** begin DATA FOR THIS EXERCISE **

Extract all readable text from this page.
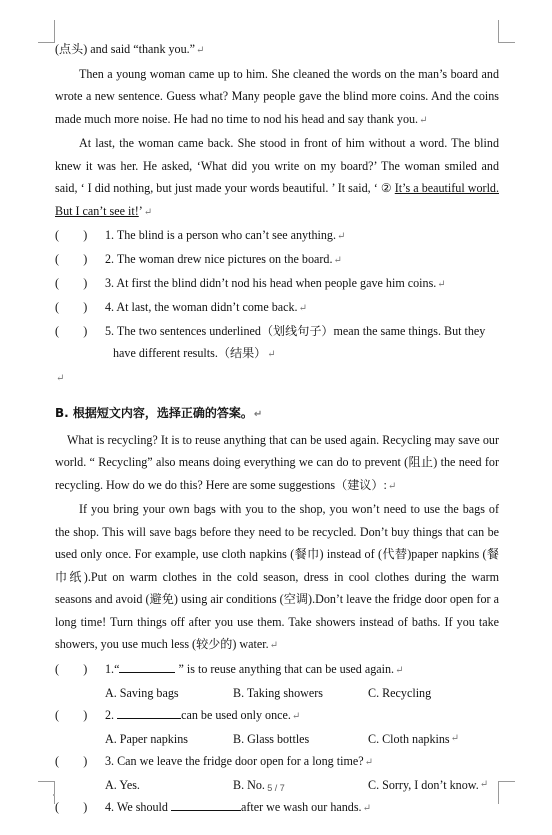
(点头) and said “thank you.”↵

Then a young woman came up to him. She cleaned the words on the man’s board and wrote a new sentence. Guess what? Many people gave the blind more coins. And the coins made much more noise. He had no time to nod his head and say thank you.↵

At last, the woman came back. She stood in front of him without a word. The blind knew it was her. He asked, ‘What did you write on my board?’ The woman smiled and said, ‘ I did nothing, but just made your words beautiful. ’ It said, ‘ ② It’s a beautiful world. But I can’t see it!’↵

(        )	1. The blind is a person who can’t see anything. ↵
(        )	2. The woman drew nice pictures on the board. ↵
(        )	3. At first the blind didn’t nod his head when people gave him coins. ↵
(        )	4. At last, the woman didn’t come back. ↵
(        )	5. The two sentences underlined（划线句子）mean the same things. But they
have different results.（结果）↵

↵

B. 根据短文内容，选择正确的答案。↵

What is recycling? It is to reuse anything that can be used again. Recycling may save our world. “ Recycling” also means doing everything we can do to prevent (阻止) the need for recycling. How do we do this? Here are some suggestions（建议）:↵

If you bring your own bags with you to the shop, you won’t need to use the bags of the shop. This will save bags before they need to be recycled. Don’t buy things that can be used only once. For example, use cloth napkins (餐巾) instead of (代替)paper napkins (餐巾纸).Put on warm clothes in the cold season, dress in cool clothes during the warm seasons and avoid (避免) using air conditions (空调).Don’t leave the fridge door open for a long time! Turn things off after you use them. Take showers instead of baths. If you take showers, you use much less (较少的) water.↵

(        )	1.“	” is to reuse anything that can be used again.↵
A. Saving bags	B. Taking showers	C. Recycling
(        )	2.	can be used only once.↵
A. Paper napkins	B. Glass bottles	C. Cloth napkins ↵
(        )	3. Can we leave the fridge door open for a long time?↵
A. Yes.	B. No.	C. Sorry, I don’t know. ↵
(        )	4. We should	after we wash our hands.↵
5 / 7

** end DATA FOR THIS EXERCISE **

*INSTRUCTIONS TO FOLLOW:* Show all lines in the entries above where the word "thank" appears.

*THE RESULT:*
(点头) and said “thank you.”↵
Then a young woman came up to him. She cleaned the words on the man’s board and wrote a new sentence. Guess what? Many people gave the blind more coins. And the coins made much more noise. He had no time to nod his head and say thank you.↵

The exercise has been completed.